═══ Data to process ═══

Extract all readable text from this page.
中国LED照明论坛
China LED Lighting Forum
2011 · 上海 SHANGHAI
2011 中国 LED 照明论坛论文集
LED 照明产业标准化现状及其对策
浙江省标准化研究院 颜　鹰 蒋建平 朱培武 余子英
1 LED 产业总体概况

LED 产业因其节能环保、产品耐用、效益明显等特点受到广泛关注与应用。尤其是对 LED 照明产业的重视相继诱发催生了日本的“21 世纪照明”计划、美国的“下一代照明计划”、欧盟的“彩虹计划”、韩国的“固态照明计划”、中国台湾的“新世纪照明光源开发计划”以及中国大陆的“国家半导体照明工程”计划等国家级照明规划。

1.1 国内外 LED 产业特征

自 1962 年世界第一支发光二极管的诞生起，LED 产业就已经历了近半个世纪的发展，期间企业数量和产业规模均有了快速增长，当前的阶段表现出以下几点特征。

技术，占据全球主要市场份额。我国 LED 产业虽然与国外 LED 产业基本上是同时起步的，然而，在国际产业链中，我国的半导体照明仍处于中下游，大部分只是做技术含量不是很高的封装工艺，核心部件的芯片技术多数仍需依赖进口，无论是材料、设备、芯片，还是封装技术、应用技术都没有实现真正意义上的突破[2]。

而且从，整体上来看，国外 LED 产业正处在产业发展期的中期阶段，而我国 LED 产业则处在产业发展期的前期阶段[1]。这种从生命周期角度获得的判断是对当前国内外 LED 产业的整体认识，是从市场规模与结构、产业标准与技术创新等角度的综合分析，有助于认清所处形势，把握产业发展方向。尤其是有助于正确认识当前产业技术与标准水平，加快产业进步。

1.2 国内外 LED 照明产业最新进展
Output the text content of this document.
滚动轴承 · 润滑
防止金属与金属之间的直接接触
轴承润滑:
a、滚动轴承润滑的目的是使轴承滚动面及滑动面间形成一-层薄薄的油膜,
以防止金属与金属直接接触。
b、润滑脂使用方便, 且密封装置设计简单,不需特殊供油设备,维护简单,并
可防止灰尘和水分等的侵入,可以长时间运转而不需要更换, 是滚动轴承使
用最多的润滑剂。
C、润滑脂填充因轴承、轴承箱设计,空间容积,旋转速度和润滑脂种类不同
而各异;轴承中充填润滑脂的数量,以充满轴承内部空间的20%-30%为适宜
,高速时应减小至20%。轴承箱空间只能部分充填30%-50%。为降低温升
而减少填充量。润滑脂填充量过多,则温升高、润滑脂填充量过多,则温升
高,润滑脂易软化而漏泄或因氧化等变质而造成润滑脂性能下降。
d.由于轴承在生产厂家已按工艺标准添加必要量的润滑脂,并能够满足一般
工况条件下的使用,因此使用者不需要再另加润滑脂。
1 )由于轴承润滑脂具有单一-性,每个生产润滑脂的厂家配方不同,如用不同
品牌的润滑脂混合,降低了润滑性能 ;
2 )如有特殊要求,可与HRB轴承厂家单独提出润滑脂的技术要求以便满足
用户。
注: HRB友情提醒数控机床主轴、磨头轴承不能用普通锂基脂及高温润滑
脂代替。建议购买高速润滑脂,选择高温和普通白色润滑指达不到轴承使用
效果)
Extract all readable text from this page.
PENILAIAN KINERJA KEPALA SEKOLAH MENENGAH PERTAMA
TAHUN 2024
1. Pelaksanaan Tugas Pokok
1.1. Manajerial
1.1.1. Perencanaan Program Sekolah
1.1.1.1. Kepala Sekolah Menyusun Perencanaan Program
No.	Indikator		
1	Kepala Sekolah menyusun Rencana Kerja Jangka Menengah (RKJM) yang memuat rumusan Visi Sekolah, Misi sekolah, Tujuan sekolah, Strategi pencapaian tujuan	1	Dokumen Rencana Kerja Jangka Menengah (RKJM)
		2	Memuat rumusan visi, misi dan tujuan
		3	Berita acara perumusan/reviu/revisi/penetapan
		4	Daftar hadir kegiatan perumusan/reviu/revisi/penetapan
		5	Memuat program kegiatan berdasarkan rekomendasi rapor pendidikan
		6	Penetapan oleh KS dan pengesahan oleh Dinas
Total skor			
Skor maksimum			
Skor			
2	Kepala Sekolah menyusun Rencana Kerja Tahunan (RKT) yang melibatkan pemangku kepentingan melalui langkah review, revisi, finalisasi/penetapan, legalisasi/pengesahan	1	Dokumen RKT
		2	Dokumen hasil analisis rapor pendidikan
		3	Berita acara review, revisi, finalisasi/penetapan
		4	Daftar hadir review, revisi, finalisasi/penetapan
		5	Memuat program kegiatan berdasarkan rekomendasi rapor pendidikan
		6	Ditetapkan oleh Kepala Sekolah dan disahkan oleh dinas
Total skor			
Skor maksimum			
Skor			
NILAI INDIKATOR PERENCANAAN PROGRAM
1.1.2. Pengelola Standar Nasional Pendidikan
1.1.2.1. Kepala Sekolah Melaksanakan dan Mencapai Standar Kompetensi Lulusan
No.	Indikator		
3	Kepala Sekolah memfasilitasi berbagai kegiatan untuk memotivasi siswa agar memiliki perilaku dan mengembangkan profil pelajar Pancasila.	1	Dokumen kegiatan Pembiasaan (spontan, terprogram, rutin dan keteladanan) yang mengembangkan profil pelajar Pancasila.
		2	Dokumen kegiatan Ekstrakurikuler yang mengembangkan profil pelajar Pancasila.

═══

▸ Instruction
Identify and extract each line of the listing that contains "hadir".

▸ Answer
		4	Daftar hadir kegiatan perumusan/reviu/revisi/penetapan
		4	Daftar hadir review, revisi, finalisasi/penetapan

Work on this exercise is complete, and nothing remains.